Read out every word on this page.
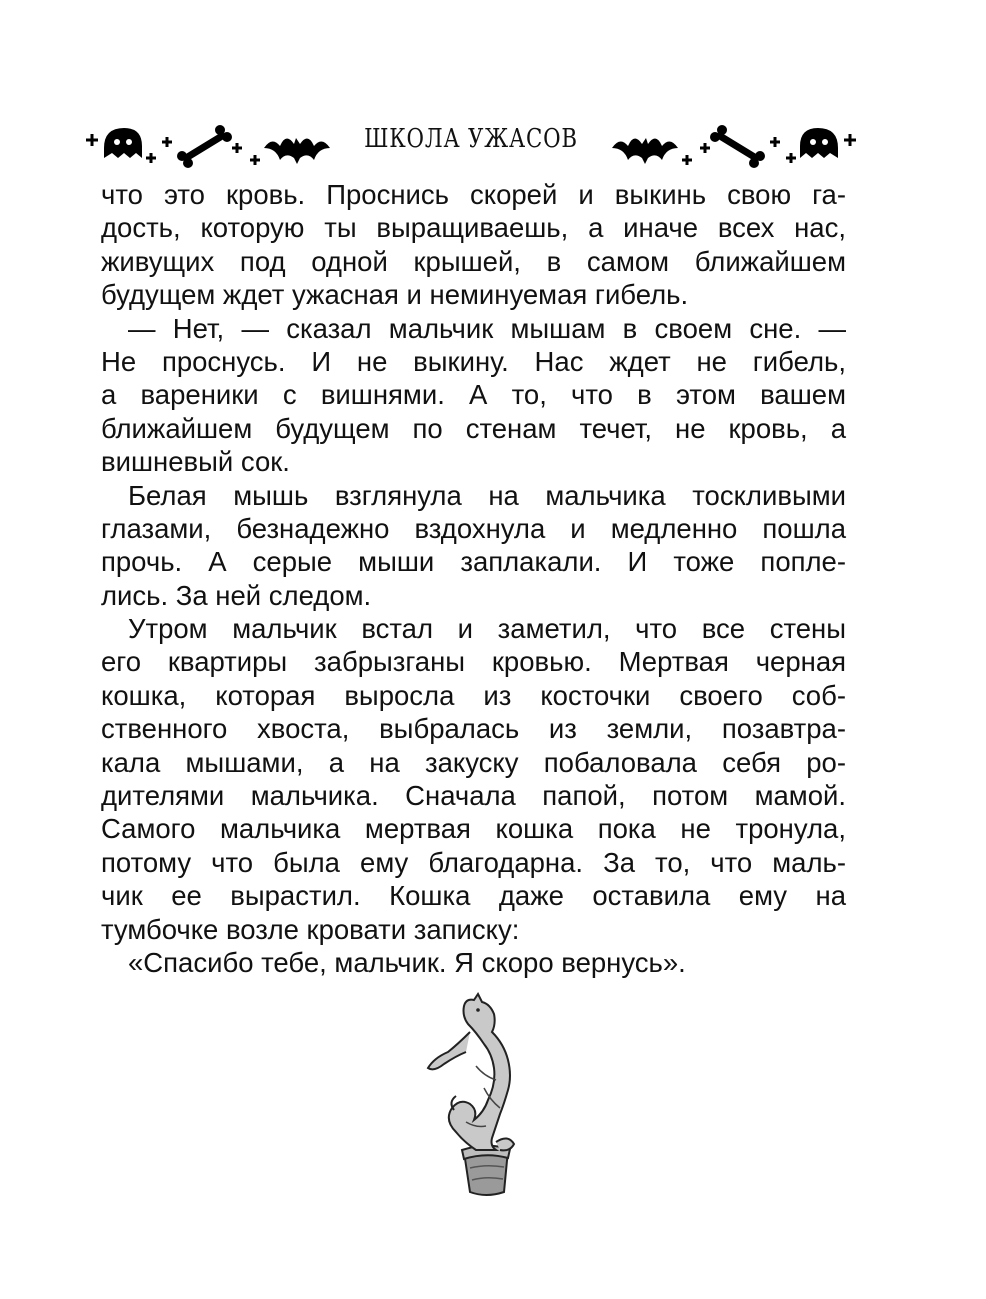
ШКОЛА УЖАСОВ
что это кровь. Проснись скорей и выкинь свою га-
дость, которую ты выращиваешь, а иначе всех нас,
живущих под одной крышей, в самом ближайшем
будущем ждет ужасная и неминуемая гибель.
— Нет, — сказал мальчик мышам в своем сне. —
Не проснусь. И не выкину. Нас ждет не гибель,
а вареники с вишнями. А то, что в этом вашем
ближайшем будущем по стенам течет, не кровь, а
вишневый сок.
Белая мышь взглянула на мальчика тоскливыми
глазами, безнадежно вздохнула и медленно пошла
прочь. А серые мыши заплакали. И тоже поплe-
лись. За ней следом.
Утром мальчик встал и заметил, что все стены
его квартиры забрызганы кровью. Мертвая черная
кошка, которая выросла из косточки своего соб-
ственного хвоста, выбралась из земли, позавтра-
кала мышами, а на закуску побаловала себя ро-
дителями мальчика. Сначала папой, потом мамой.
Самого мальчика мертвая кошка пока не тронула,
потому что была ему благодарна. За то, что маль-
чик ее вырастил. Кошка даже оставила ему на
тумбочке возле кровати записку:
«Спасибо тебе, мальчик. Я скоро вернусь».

■ ■ ■

▶ Instructions for the task
Extract every line of the data exactly; pictures stay out.

▶ Result of the task
Read out every word on this page.
ШКОЛА УЖАСОВ
что это кровь. Проснись скорей и выкинь свою га-
дость, которую ты выращиваешь, а иначе всех нас,
живущих под одной крышей, в самом ближайшем
будущем ждет ужасная и неминуемая гибель.
— Нет, — сказал мальчик мышам в своем сне. —
Не проснусь. И не выкину. Нас ждет не гибель,
а вареники с вишнями. А то, что в этом вашем
ближайшем будущем по стенам течет, не кровь, а
вишневый сок.
Белая мышь взглянула на мальчика тоскливыми
глазами, безнадежно вздохнула и медленно пошла
прочь. А серые мыши заплакали. И тоже поплe-
лись. За ней следом.
Утром мальчик встал и заметил, что все стены
его квартиры забрызганы кровью. Мертвая черная
кошка, которая выросла из косточки своего соб-
ственного хвоста, выбралась из земли, позавтра-
кала мышами, а на закуску побаловала себя ро-
дителями мальчика. Сначала папой, потом мамой.
Самого мальчика мертвая кошка пока не тронула,
потому что была ему благодарна. За то, что маль-
чик ее вырастил. Кошка даже оставила ему на
тумбочке возле кровати записку:
«Спасибо тебе, мальчик. Я скоро вернусь».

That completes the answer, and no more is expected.